REQUEST:
Quote each line of the material verbatim, without the pictures.

· · · ·

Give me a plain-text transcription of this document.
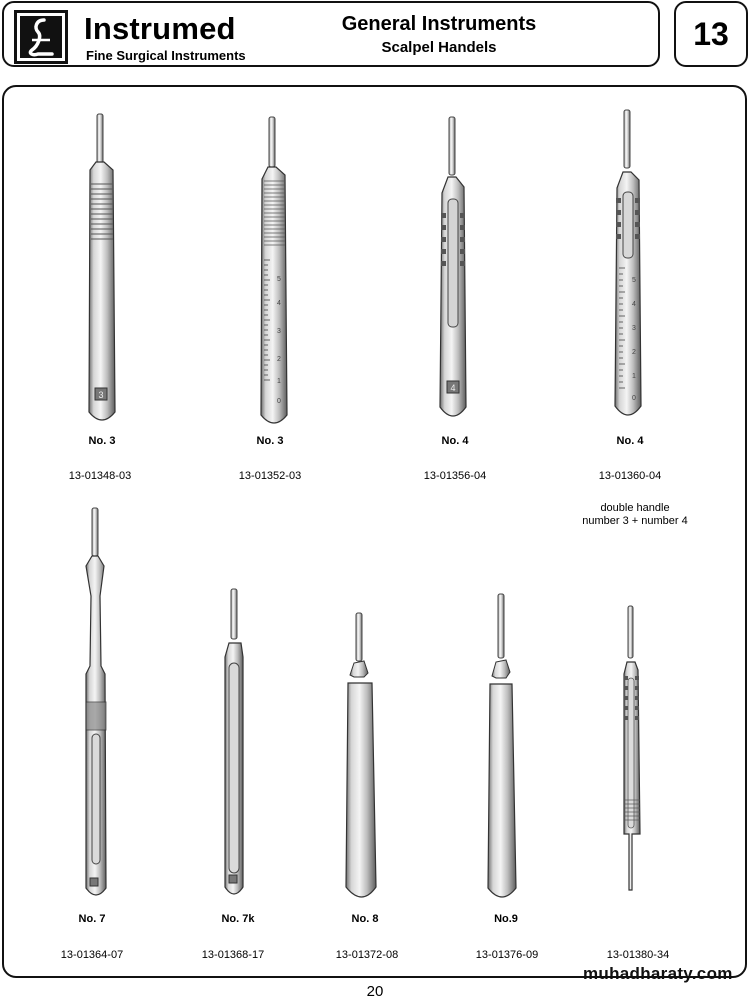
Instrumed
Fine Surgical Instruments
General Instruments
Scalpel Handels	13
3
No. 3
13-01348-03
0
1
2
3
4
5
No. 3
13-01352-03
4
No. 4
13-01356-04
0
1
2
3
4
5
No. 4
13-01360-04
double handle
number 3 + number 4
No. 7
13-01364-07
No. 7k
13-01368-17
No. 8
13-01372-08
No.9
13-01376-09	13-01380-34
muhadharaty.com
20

· · · ·

RESULT:
Give me a plain-text transcription of this document.
Instrumed
Fine Surgical Instruments
General Instruments
Scalpel Handels	13
3
No. 3
13-01348-03
0
1
2
3
4
5
No. 3
13-01352-03
4
No. 4
13-01356-04
0
1
2
3
4
5
No. 4
13-01360-04
double handle
number 3 + number 4
No. 7
13-01364-07
No. 7k
13-01368-17
No. 8
13-01372-08
No.9
13-01376-09	13-01380-34
muhadharaty.com
20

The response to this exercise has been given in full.